--- start ---

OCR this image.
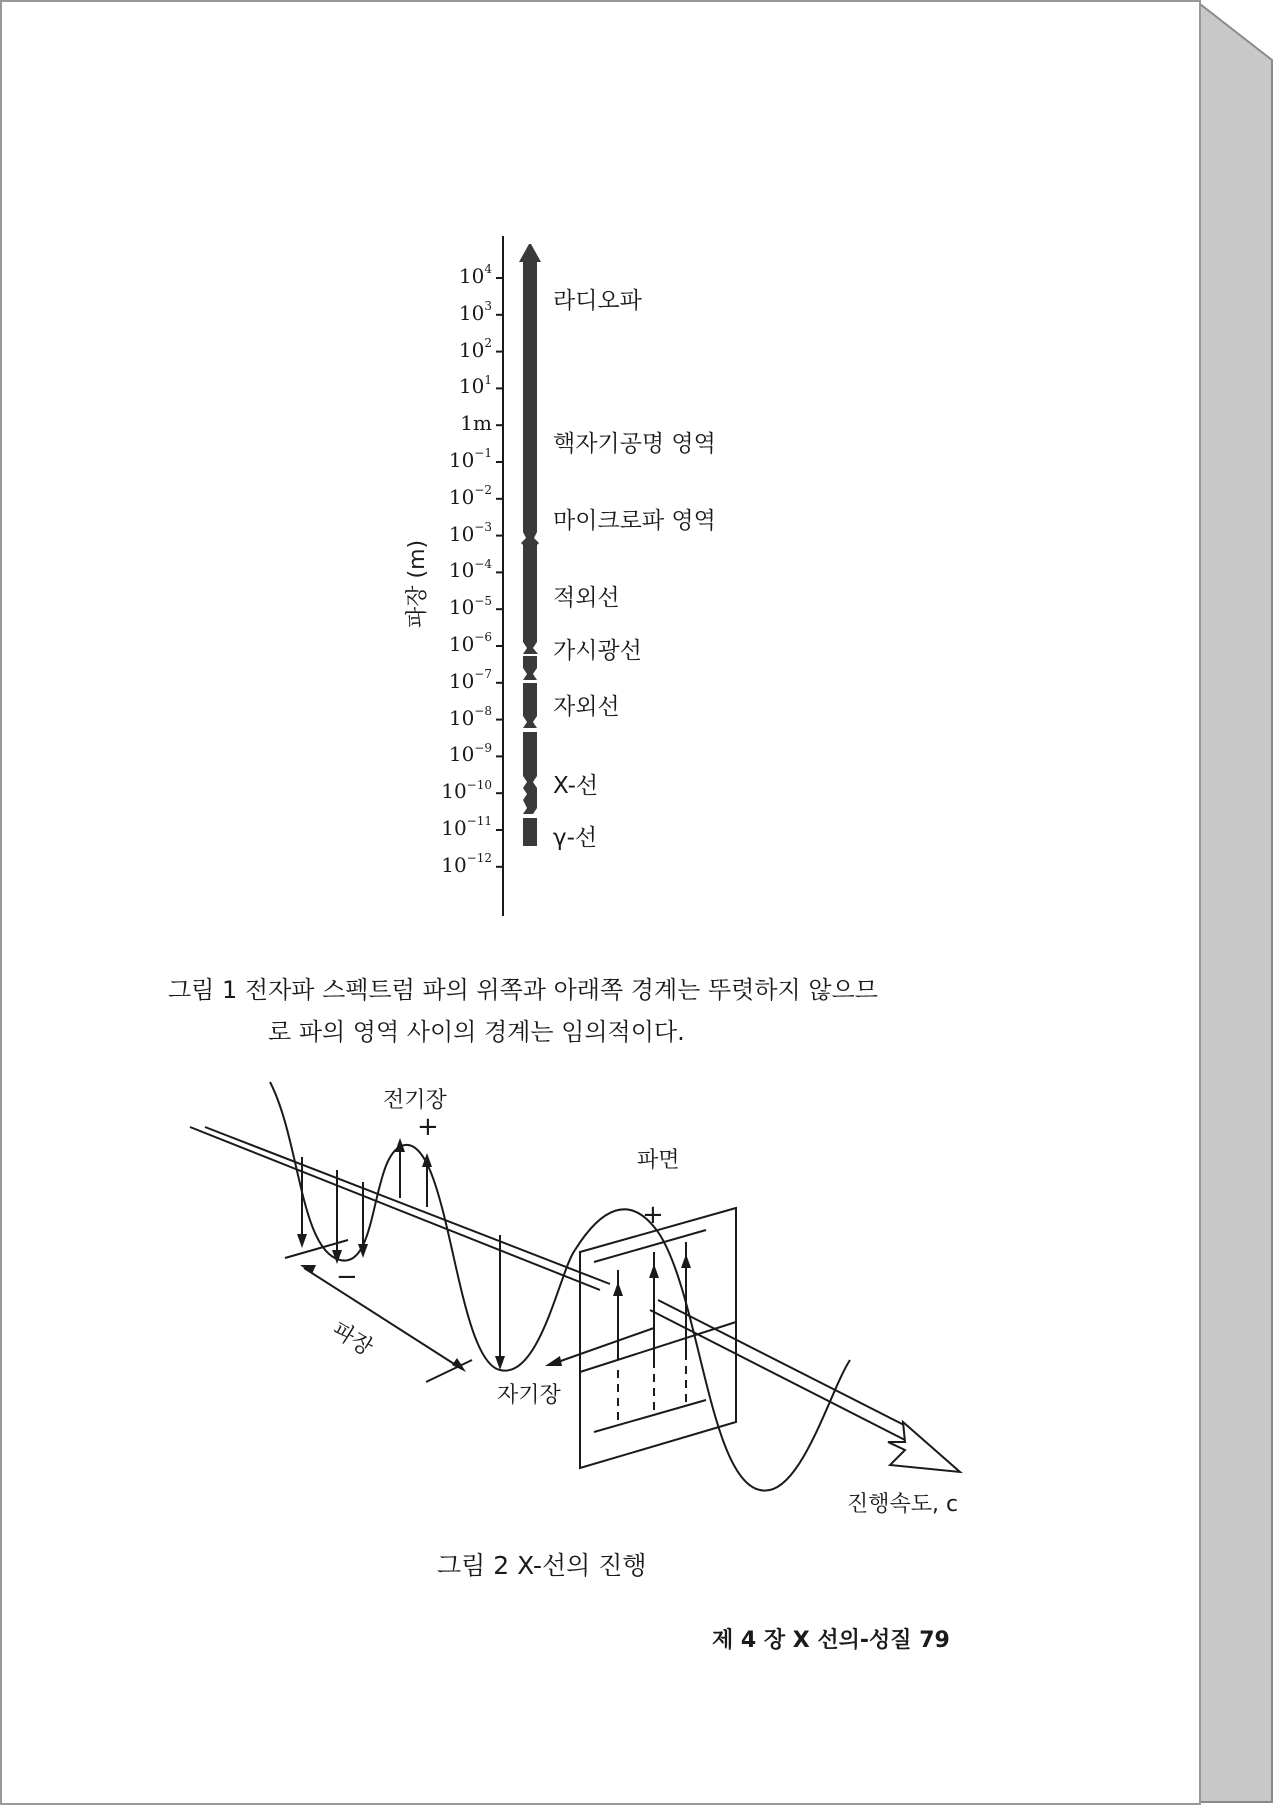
파장 (m)
$10^4$
$10^3$
$10^2$
$10^1$
1m
$10^{-1}$
$10^{-2}$
$10^{-3}$
$10^{-4}$
$10^{-5}$
$10^{-6}$
$10^{-7}$
$10^{-8}$
$10^{-9}$
$10^{-10}$
$10^{-11}$
$10^{-12}$
라디오파
핵자기공명 영역
마이크로파 영역
적외선
가시광선
자외선
X-선
γ-선
그림 1 전자파 스펙트럼 파의 위쪽과 아래쪽 경계는 뚜렷하지 않으므
로 파의 영역 사이의 경계는 임의적이다.
전기장
+
−
파장
파면
+
자기장
진행속도, c
그림 2 X-선의 진행
제 4 장 X 선의-성질 79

--- end ---

• To do
Output all of the records exactly as they appear above, but not the pictures.

• Full answer
OCR this image.
파장 (m)
$10^4$
$10^3$
$10^2$
$10^1$
1m
$10^{-1}$
$10^{-2}$
$10^{-3}$
$10^{-4}$
$10^{-5}$
$10^{-6}$
$10^{-7}$
$10^{-8}$
$10^{-9}$
$10^{-10}$
$10^{-11}$
$10^{-12}$
라디오파
핵자기공명 영역
마이크로파 영역
적외선
가시광선
자외선
X-선
γ-선
그림 1 전자파 스펙트럼 파의 위쪽과 아래쪽 경계는 뚜렷하지 않으므
로 파의 영역 사이의 경계는 임의적이다.
전기장
+
−
파장
파면
+
자기장
진행속도, c
그림 2 X-선의 진행
제 4 장 X 선의-성질 79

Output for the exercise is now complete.